Dataset records: Begin
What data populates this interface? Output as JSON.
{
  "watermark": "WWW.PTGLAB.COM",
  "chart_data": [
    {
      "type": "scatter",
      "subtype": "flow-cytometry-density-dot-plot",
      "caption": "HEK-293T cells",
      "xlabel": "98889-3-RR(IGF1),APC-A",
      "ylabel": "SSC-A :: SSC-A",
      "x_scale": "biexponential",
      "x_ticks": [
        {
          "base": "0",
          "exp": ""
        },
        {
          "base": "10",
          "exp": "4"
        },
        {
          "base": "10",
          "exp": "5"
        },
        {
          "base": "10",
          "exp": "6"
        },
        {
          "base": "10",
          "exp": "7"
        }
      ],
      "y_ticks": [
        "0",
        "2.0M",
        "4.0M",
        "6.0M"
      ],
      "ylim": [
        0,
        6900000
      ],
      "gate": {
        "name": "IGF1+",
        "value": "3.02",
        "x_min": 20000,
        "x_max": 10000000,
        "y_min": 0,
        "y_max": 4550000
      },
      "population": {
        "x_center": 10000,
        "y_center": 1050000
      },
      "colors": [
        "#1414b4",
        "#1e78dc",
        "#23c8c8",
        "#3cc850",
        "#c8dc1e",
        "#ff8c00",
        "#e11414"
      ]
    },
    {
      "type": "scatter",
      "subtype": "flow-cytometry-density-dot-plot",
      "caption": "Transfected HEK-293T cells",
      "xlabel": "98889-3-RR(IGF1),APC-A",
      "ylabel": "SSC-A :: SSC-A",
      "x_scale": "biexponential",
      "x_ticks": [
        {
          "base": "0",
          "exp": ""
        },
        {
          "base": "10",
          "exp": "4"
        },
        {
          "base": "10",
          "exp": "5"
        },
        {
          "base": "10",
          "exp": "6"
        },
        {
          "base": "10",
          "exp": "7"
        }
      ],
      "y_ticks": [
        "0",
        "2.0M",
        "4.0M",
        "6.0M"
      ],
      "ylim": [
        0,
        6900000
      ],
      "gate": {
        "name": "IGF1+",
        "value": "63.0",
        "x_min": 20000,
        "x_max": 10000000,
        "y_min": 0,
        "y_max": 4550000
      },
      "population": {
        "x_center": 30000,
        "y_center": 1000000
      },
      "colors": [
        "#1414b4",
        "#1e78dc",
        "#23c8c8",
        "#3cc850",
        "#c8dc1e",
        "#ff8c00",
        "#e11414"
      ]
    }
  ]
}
Dataset records: End
• [What you are asked to do] Copy out the data shown above without altering anything.

• [Output for this exercise]
What data populates this interface? Output as JSON.
{
  "watermark": "WWW.PTGLAB.COM",
  "chart_data": [
    {
      "type": "scatter",
      "subtype": "flow-cytometry-density-dot-plot",
      "caption": "HEK-293T cells",
      "xlabel": "98889-3-RR(IGF1),APC-A",
      "ylabel": "SSC-A :: SSC-A",
      "x_scale": "biexponential",
      "x_ticks": [
        {
          "base": "0",
          "exp": ""
        },
        {
          "base": "10",
          "exp": "4"
        },
        {
          "base": "10",
          "exp": "5"
        },
        {
          "base": "10",
          "exp": "6"
        },
        {
          "base": "10",
          "exp": "7"
        }
      ],
      "y_ticks": [
        "0",
        "2.0M",
        "4.0M",
        "6.0M"
      ],
      "ylim": [
        0,
        6900000
      ],
      "gate": {
        "name": "IGF1+",
        "value": "3.02",
        "x_min": 20000,
        "x_max": 10000000,
        "y_min": 0,
        "y_max": 4550000
      },
      "population": {
        "x_center": 10000,
        "y_center": 1050000
      },
      "colors": [
        "#1414b4",
        "#1e78dc",
        "#23c8c8",
        "#3cc850",
        "#c8dc1e",
        "#ff8c00",
        "#e11414"
      ]
    },
    {
      "type": "scatter",
      "subtype": "flow-cytometry-density-dot-plot",
      "caption": "Transfected HEK-293T cells",
      "xlabel": "98889-3-RR(IGF1),APC-A",
      "ylabel": "SSC-A :: SSC-A",
      "x_scale": "biexponential",
      "x_ticks": [
        {
          "base": "0",
          "exp": ""
        },
        {
          "base": "10",
          "exp": "4"
        },
        {
          "base": "10",
          "exp": "5"
        },
        {
          "base": "10",
          "exp": "6"
        },
        {
          "base": "10",
          "exp": "7"
        }
      ],
      "y_ticks": [
        "0",
        "2.0M",
        "4.0M",
        "6.0M"
      ],
      "ylim": [
        0,
        6900000
      ],
      "gate": {
        "name": "IGF1+",
        "value": "63.0",
        "x_min": 20000,
        "x_max": 10000000,
        "y_min": 0,
        "y_max": 4550000
      },
      "population": {
        "x_center": 30000,
        "y_center": 1000000
      },
      "colors": [
        "#1414b4",
        "#1e78dc",
        "#23c8c8",
        "#3cc850",
        "#c8dc1e",
        "#ff8c00",
        "#e11414"
      ]
    }
  ]
}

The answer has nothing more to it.